Written request =>
Find each line with the string "analysis" and copy it.

** Start of Data for this task **

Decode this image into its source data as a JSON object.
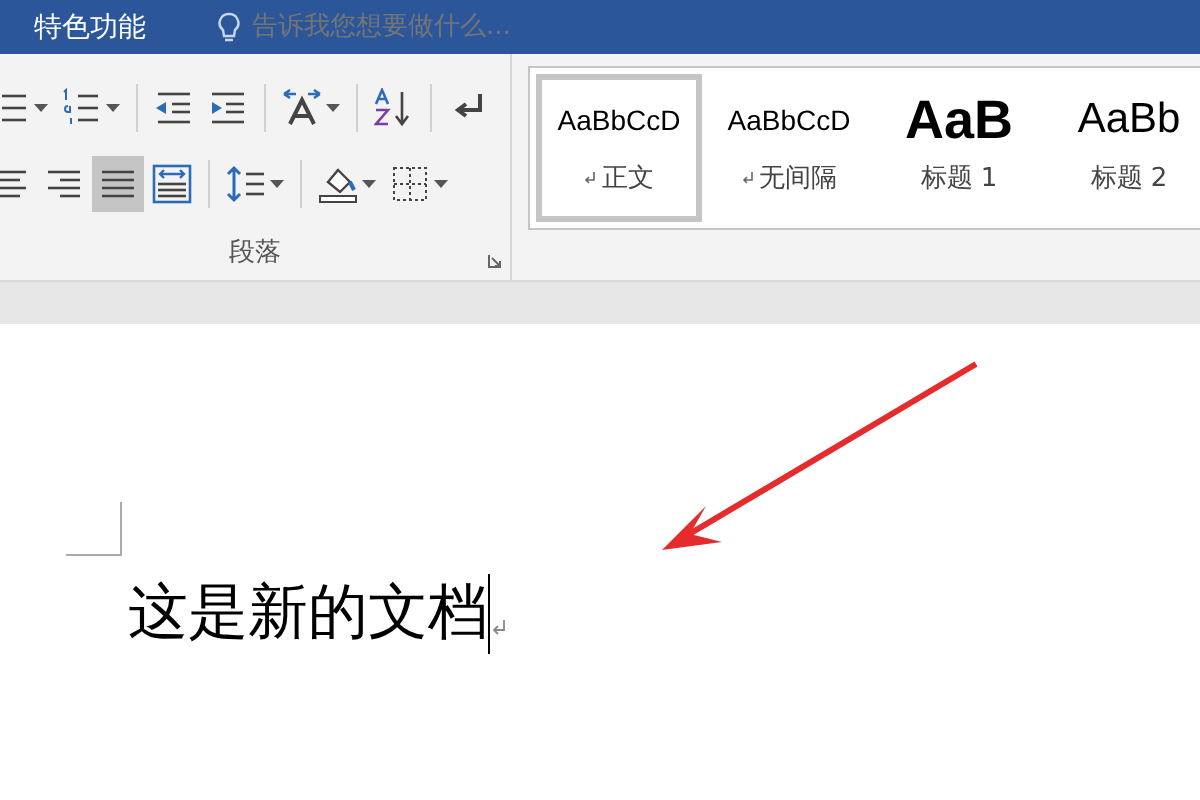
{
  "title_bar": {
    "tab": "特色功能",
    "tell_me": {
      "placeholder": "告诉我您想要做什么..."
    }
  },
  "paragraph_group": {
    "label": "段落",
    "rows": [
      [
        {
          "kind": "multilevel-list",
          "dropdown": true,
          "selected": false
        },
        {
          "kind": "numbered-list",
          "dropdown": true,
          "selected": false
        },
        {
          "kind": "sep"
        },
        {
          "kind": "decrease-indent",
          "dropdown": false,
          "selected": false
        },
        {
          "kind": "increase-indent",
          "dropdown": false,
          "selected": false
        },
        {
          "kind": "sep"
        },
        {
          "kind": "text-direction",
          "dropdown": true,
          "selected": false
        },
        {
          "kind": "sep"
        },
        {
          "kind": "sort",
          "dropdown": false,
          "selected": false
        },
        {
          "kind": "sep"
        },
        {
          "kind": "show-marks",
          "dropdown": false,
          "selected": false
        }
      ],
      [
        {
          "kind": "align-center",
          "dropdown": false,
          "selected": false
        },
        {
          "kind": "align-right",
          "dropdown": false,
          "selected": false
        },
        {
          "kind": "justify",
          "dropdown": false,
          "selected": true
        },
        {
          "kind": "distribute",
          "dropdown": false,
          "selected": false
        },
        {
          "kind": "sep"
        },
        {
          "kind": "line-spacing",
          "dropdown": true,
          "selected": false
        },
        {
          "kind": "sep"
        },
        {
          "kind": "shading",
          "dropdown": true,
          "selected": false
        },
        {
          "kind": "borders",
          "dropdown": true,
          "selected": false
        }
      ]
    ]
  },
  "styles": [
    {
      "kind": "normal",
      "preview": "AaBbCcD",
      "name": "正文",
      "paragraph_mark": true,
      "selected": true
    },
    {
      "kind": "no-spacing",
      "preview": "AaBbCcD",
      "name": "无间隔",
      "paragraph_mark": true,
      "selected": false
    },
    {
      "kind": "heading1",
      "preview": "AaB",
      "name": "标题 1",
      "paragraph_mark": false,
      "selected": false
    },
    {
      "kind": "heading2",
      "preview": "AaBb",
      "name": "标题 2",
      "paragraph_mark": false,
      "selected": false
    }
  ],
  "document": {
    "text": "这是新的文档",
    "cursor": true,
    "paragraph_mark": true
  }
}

** End of Data for this task **
** Start of Data for this task **

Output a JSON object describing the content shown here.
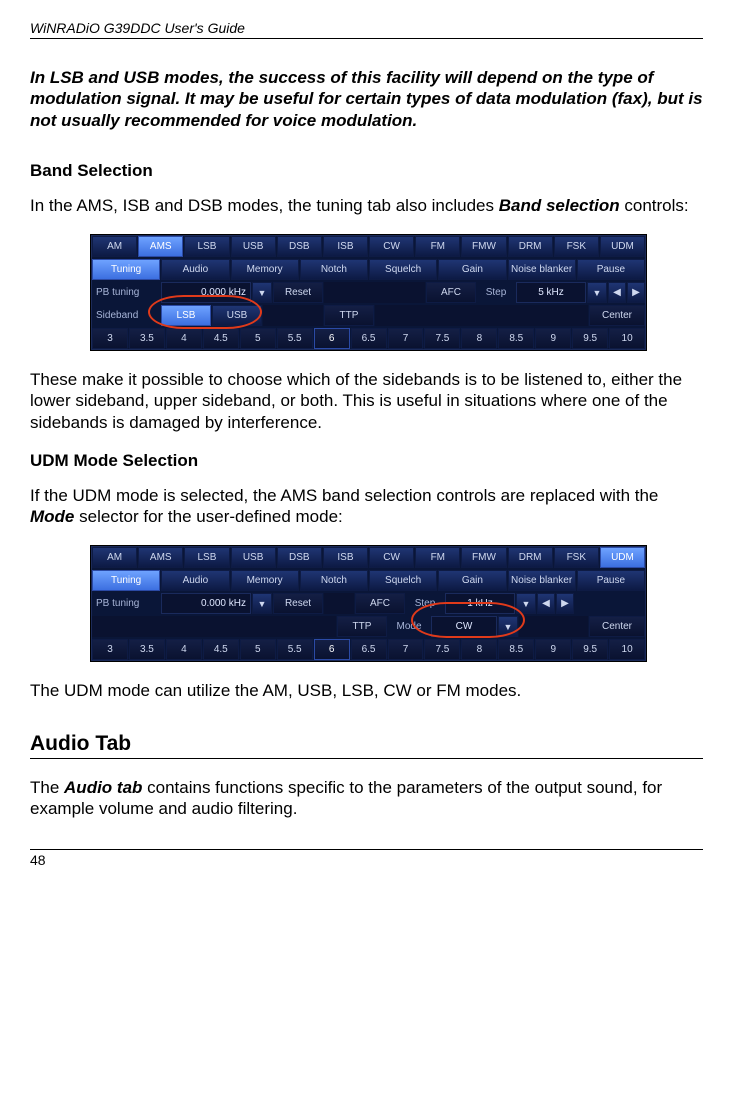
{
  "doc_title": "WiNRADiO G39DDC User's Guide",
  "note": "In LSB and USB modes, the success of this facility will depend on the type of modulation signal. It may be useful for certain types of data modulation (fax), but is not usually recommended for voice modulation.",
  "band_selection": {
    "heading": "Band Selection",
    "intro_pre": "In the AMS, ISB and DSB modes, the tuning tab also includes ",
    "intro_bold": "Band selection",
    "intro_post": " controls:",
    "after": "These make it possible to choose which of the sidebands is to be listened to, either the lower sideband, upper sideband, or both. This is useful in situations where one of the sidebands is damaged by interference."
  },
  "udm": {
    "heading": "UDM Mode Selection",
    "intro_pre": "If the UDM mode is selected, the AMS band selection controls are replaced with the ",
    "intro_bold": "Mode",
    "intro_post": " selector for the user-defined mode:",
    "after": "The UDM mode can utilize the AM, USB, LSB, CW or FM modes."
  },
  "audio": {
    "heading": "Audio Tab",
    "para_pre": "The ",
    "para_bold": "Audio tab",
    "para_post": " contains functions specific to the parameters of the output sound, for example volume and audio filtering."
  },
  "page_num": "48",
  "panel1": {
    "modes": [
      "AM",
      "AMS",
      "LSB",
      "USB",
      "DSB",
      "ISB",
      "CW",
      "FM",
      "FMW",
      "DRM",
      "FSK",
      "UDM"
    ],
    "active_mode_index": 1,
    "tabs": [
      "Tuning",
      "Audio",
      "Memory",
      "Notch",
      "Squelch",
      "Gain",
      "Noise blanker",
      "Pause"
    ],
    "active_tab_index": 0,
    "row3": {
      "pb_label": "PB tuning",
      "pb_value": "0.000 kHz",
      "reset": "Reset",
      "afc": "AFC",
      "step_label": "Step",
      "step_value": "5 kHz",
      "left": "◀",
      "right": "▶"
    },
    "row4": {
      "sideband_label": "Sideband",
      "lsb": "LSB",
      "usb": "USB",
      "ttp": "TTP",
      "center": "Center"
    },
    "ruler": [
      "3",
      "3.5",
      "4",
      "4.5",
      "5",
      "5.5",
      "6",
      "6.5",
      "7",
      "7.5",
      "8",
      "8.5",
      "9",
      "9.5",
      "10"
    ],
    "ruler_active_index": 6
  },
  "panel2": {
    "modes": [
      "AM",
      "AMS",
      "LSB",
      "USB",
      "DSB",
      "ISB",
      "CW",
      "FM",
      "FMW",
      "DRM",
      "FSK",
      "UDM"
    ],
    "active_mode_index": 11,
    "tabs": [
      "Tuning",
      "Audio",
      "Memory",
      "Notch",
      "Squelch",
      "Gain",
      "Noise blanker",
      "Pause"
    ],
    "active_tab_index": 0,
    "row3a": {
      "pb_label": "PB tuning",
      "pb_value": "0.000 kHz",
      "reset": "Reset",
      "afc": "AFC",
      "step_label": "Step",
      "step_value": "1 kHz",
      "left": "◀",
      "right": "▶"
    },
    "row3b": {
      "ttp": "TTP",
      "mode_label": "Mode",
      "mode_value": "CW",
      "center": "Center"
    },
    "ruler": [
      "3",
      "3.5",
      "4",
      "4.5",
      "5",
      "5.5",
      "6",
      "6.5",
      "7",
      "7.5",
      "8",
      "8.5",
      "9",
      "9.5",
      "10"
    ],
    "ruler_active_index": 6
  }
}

** End of Data for this task **
** Start of Data for this task **

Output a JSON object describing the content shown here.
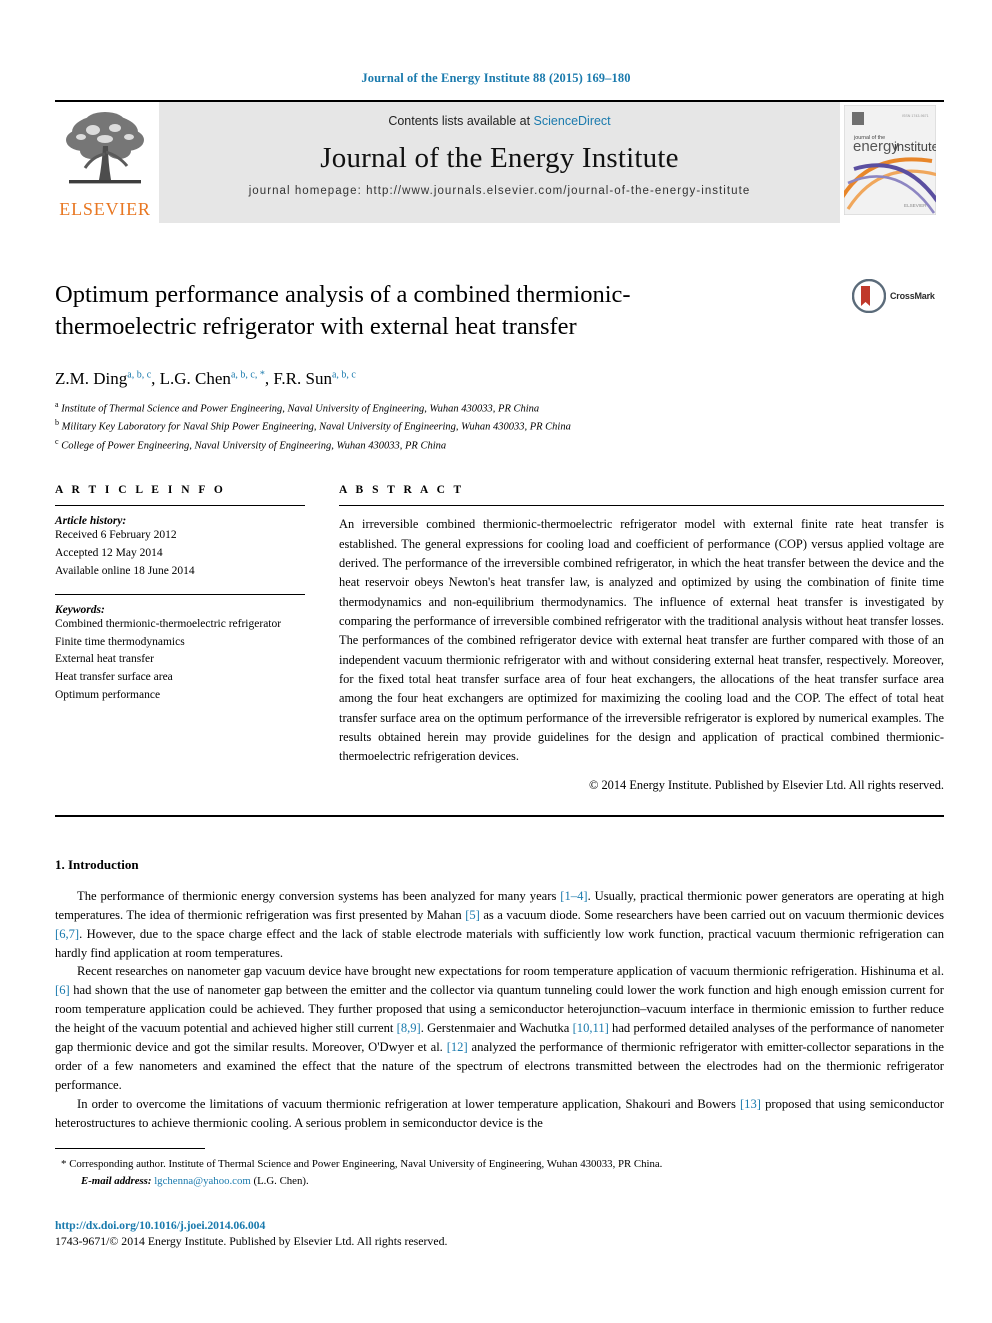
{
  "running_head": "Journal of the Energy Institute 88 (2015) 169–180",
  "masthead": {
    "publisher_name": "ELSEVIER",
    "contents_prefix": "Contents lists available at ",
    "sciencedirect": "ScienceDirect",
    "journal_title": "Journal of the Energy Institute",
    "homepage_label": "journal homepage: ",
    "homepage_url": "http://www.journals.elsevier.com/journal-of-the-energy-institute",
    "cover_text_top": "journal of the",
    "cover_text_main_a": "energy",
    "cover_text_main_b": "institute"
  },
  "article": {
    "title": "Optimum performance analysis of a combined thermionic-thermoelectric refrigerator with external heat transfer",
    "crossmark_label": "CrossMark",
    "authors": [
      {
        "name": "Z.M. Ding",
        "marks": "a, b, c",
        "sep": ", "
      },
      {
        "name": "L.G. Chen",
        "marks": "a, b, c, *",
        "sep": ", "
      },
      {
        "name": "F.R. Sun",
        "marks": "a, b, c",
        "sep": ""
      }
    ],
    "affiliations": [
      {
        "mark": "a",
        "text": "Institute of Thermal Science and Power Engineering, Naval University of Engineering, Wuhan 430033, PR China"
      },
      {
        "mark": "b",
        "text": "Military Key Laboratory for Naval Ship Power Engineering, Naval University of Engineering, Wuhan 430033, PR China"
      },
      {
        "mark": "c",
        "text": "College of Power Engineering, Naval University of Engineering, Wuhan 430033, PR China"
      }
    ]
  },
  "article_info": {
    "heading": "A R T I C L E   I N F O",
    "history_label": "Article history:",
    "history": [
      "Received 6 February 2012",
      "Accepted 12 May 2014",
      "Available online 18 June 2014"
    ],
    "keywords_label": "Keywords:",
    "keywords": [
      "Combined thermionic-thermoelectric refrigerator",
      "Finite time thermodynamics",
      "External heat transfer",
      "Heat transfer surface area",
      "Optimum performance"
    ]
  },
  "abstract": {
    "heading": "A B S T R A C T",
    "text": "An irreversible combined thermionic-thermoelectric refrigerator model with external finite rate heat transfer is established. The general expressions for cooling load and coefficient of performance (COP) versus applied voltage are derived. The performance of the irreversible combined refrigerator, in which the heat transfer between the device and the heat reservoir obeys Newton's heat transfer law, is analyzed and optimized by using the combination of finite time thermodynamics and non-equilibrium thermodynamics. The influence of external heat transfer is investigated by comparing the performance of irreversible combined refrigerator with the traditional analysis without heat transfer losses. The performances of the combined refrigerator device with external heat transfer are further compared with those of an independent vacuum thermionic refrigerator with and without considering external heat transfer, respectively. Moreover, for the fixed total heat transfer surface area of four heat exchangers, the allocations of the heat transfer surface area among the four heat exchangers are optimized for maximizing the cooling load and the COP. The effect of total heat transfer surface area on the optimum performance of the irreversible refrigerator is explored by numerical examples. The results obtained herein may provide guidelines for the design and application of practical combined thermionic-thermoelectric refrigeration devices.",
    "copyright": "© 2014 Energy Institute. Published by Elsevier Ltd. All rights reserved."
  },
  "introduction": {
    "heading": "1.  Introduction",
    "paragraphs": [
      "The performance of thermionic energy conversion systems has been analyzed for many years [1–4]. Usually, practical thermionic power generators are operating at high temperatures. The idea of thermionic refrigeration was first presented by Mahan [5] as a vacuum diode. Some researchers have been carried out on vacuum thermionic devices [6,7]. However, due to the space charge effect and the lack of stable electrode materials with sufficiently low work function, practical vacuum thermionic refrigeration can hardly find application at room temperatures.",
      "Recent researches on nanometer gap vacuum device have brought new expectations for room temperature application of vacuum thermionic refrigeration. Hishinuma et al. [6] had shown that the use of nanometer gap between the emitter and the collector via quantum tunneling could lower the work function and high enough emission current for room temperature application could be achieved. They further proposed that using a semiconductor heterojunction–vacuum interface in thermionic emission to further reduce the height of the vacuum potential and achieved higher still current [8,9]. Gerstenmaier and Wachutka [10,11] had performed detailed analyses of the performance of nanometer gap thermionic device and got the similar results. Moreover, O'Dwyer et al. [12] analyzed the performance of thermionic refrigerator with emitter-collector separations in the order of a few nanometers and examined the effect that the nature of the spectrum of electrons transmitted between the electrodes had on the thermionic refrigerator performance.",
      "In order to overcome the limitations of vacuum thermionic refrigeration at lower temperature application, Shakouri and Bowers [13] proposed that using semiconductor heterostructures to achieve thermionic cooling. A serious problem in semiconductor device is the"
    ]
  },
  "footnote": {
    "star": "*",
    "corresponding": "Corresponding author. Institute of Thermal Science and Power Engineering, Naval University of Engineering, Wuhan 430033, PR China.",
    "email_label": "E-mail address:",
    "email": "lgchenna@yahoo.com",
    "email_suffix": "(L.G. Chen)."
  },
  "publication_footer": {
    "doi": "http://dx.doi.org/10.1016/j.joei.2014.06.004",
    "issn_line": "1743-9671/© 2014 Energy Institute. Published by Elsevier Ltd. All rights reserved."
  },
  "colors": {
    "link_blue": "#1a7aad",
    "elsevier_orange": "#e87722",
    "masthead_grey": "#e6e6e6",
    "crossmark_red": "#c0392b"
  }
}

** End of Data for this task **

The completed task =>
    "title": "Optimum performance analysis of a combined thermionic-thermoelectric refrigerator with external heat transfer",
    "text": "An irreversible combined thermionic-thermoelectric refrigerator model with external finite rate heat transfer is established. The general expressions for cooling load and coefficient of performance (COP) versus applied voltage are derived. The performance of the irreversible combined refrigerator, in which the heat transfer between the device and the heat reservoir obeys Newton's heat transfer law, is analyzed and optimized by using the combination of finite time thermodynamics and non-equilibrium thermodynamics. The influence of external heat transfer is investigated by comparing the performance of irreversible combined refrigerator with the traditional analysis without heat transfer losses. The performances of the combined refrigerator device with external heat transfer are further compared with those of an independent vacuum thermionic refrigerator with and without considering external heat transfer, respectively. Moreover, for the fixed total heat transfer surface area of four heat exchangers, the allocations of the heat transfer surface area among the four heat exchangers are optimized for maximizing the cooling load and the COP. The effect of total heat transfer surface area on the optimum performance of the irreversible refrigerator is explored by numerical examples. The results obtained herein may provide guidelines for the design and application of practical combined thermionic-thermoelectric refrigeration devices.",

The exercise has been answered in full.